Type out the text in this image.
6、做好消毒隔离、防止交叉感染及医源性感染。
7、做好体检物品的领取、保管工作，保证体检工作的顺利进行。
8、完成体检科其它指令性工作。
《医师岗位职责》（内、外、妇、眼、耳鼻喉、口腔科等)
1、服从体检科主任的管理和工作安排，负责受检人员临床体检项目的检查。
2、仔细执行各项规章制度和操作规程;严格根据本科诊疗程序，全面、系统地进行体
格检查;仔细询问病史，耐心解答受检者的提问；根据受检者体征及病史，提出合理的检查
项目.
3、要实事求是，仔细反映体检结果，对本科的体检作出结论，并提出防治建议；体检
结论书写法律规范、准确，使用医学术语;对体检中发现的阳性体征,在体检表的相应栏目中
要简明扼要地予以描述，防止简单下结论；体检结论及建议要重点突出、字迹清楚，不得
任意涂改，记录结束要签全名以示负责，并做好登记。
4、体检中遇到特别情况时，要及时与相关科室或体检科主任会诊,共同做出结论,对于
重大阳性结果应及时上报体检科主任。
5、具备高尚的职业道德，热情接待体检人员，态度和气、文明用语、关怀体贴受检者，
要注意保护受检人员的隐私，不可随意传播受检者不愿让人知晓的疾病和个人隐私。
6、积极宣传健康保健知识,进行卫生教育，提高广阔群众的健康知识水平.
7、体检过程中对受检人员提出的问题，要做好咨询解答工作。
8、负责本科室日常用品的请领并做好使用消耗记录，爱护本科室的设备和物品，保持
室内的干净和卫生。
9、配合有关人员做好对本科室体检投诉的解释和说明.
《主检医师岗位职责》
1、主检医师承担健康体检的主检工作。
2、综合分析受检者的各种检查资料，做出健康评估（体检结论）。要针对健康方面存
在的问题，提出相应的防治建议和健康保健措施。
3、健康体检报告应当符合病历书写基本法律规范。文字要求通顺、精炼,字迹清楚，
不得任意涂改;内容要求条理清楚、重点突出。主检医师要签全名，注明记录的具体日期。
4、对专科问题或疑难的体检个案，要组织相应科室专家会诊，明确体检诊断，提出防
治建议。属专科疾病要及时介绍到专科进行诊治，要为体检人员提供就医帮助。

----

## WHAT IS EXPECTED
All records above must be set down exactly, please.

## EXERCISE SOLUTION
Type out the text in this image.
6、做好消毒隔离、防止交叉感染及医源性感染。
7、做好体检物品的领取、保管工作，保证体检工作的顺利进行。
8、完成体检科其它指令性工作。
《医师岗位职责》（内、外、妇、眼、耳鼻喉、口腔科等)
1、服从体检科主任的管理和工作安排，负责受检人员临床体检项目的检查。
2、仔细执行各项规章制度和操作规程;严格根据本科诊疗程序，全面、系统地进行体
格检查;仔细询问病史，耐心解答受检者的提问；根据受检者体征及病史，提出合理的检查
项目.
3、要实事求是，仔细反映体检结果，对本科的体检作出结论，并提出防治建议；体检
结论书写法律规范、准确，使用医学术语;对体检中发现的阳性体征,在体检表的相应栏目中
要简明扼要地予以描述，防止简单下结论；体检结论及建议要重点突出、字迹清楚，不得
任意涂改，记录结束要签全名以示负责，并做好登记。
4、体检中遇到特别情况时，要及时与相关科室或体检科主任会诊,共同做出结论,对于
重大阳性结果应及时上报体检科主任。
5、具备高尚的职业道德，热情接待体检人员，态度和气、文明用语、关怀体贴受检者，
要注意保护受检人员的隐私，不可随意传播受检者不愿让人知晓的疾病和个人隐私。
6、积极宣传健康保健知识,进行卫生教育，提高广阔群众的健康知识水平.
7、体检过程中对受检人员提出的问题，要做好咨询解答工作。
8、负责本科室日常用品的请领并做好使用消耗记录，爱护本科室的设备和物品，保持
室内的干净和卫生。
9、配合有关人员做好对本科室体检投诉的解释和说明.
《主检医师岗位职责》
1、主检医师承担健康体检的主检工作。
2、综合分析受检者的各种检查资料，做出健康评估（体检结论）。要针对健康方面存
在的问题，提出相应的防治建议和健康保健措施。
3、健康体检报告应当符合病历书写基本法律规范。文字要求通顺、精炼,字迹清楚，
不得任意涂改;内容要求条理清楚、重点突出。主检医师要签全名，注明记录的具体日期。
4、对专科问题或疑难的体检个案，要组织相应科室专家会诊，明确体检诊断，提出防
治建议。属专科疾病要及时介绍到专科进行诊治，要为体检人员提供就医帮助。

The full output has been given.